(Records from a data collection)
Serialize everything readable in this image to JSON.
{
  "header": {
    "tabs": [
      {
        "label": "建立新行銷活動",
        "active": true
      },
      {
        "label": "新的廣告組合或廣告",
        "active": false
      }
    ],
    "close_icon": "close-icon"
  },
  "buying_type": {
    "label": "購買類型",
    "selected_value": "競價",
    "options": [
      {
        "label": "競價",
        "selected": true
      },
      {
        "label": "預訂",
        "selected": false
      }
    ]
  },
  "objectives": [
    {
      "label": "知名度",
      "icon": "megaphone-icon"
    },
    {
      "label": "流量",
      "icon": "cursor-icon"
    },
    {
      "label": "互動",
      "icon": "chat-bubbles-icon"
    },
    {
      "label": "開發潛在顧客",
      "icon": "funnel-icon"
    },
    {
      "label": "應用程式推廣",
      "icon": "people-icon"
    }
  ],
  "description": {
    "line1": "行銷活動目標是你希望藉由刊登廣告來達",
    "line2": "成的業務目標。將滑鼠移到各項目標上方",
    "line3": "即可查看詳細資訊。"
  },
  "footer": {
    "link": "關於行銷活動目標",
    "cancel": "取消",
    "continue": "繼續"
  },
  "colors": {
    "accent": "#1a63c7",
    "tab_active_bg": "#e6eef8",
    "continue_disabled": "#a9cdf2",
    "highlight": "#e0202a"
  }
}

TO BE DONE —
Repeat every entry word for word.

WRITTEN REPLY —
Serialize everything readable in this image to JSON.
{
  "header": {
    "tabs": [
      {
        "label": "建立新行銷活動",
        "active": true
      },
      {
        "label": "新的廣告組合或廣告",
        "active": false
      }
    ],
    "close_icon": "close-icon"
  },
  "buying_type": {
    "label": "購買類型",
    "selected_value": "競價",
    "options": [
      {
        "label": "競價",
        "selected": true
      },
      {
        "label": "預訂",
        "selected": false
      }
    ]
  },
  "objectives": [
    {
      "label": "知名度",
      "icon": "megaphone-icon"
    },
    {
      "label": "流量",
      "icon": "cursor-icon"
    },
    {
      "label": "互動",
      "icon": "chat-bubbles-icon"
    },
    {
      "label": "開發潛在顧客",
      "icon": "funnel-icon"
    },
    {
      "label": "應用程式推廣",
      "icon": "people-icon"
    }
  ],
  "description": {
    "line1": "行銷活動目標是你希望藉由刊登廣告來達",
    "line2": "成的業務目標。將滑鼠移到各項目標上方",
    "line3": "即可查看詳細資訊。"
  },
  "footer": {
    "link": "關於行銷活動目標",
    "cancel": "取消",
    "continue": "繼續"
  },
  "colors": {
    "accent": "#1a63c7",
    "tab_active_bg": "#e6eef8",
    "continue_disabled": "#a9cdf2",
    "highlight": "#e0202a"
  }
}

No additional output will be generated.